---- ARTICLE

This opinion will be unpublished and

may not be cited except as provided by

Minn. Stat. § 480A.08, subd. 3 (1998).








State of Minnesota,





Kenneth Earl Dennis,




Filed October 17, 2000


Lansing, Judge



Lincoln County District Court

File No. KO99113



Mike Hatch, Attorney General, Robert A. Stanich, Assistant Attorney General, 525 Park Street, Suite 500, St. Paul, MN 55103-2106; and


Michael W. Cable, Lincoln County Attorney, 214 North Norman Street, Ivanhoe, MN 56142 (for respondent)


John M. Stuart, State Public Defender, Steven P. Russett, Assistant Public Defender, 2829 University Avenue Southeast, Suite 600, Minneapolis, MN 55414 (for appellant)


            Considered and decided by Klaphake, Presiding Judge, Lansing, Judge, and Schumacher, Judge.

U N P U B L I S H E D  O P I N I O N


            In an appeal from conviction of burglary and theft, Kenneth Dennis challenges the constitutionality of a police investigative seizure.  We agree that a seizure occurred when a police officer asked for, received, and retained Dennis’s identification to check for outstanding warrants.  But because a particular and objective basis existed for the limited investigatory seizure, we affirm.


            Kenneth Dennis’s arrest stemmed from a police investigation of a hang-up 911 telephone call from a pay telephone in a Brookings, South Dakota, park.  Brookings Police officer David Erickson, following department policy to investigate the location of all hang-up 911 calls, drove to the park pay phone.  Erickson saw Dennis, the only person in the park, sitting in a parked car approximately 50 yards away from the phone where the 911 call originated.  Dennis was sitting in the driver’s seat with the driver-side door open and one foot on the ground.

--------

> [TASKS FOR THIS EXERCISE]:
- 1) Reproduce the court opinion's text between "In an appeal" and "seizure, we affirm.", inclusive.
- 2) Rewrite the court opinion's paragraph beginning "Kenneth Dennis's arrest stemmed" as a short list of its main facts.
The material after this point is from an unrelated source.

---- SUPPLIED INFORMATION

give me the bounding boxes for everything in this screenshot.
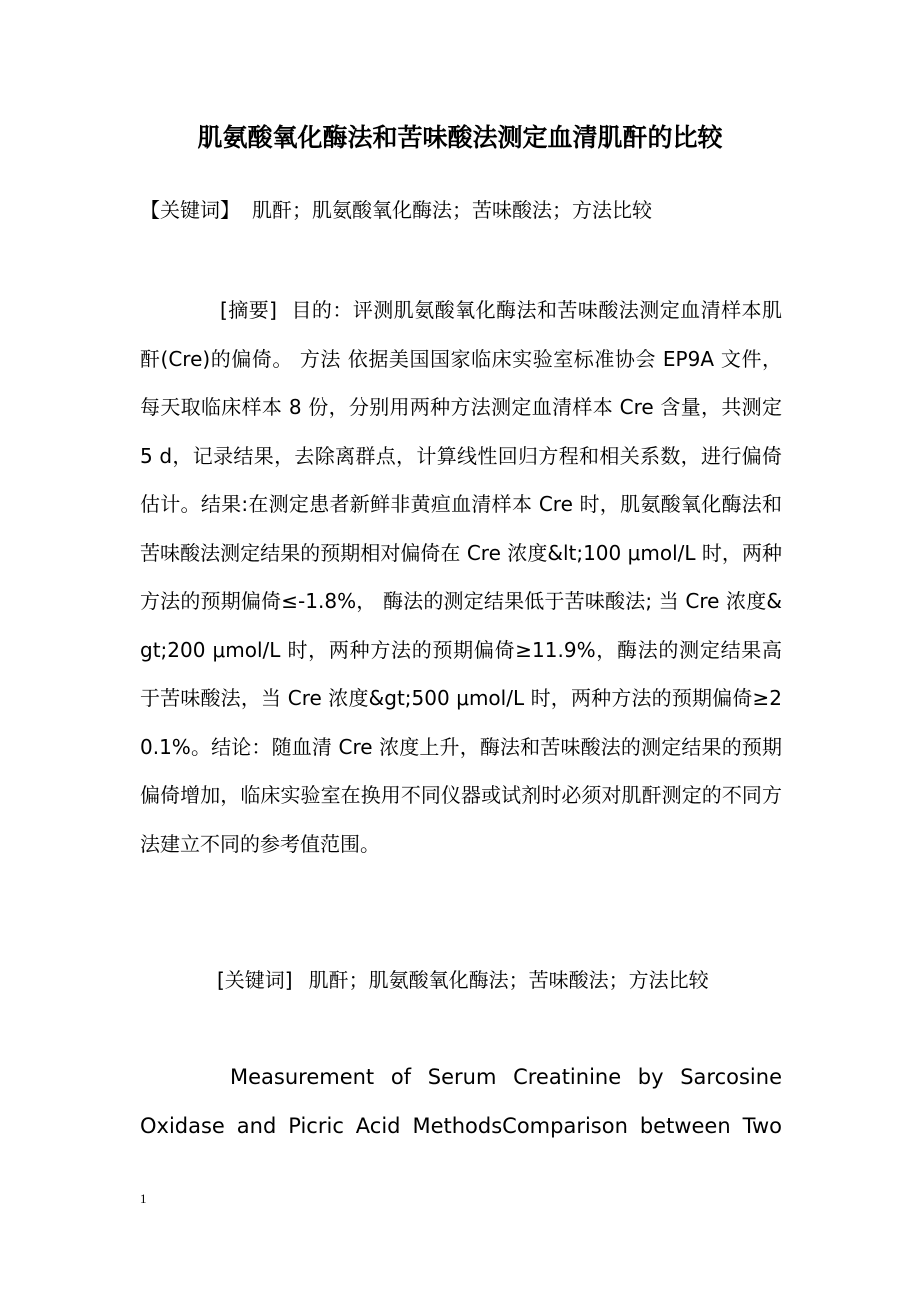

--------

> [RESULTS BY TASK]:
- 1)
In an appeal from conviction of burglary and theft, Kenneth Dennis challenges the constitutionality of a police investigative seizure.  We agree that a seizure occurred when a police officer asked for, received, and retained Dennis’s identification to check for outstanding warrants.  But because a particular and objective basis existed for the limited investigatory seizure, we affirm.

- 2)
- Dennis's arrest came from a police investigation of a hang-up 911 call made from a pay phone in a park in Brookings, South Dakota.
- Brookings Police officer David Erickson drove to the pay phone, following department policy to investigate the location of every hang-up 911 call.
- Erickson saw Dennis, the only person in the park, sitting in a parked car about 50 yards from the phone.
- Dennis was in the driver's seat with the driver-side door open and one foot on the ground.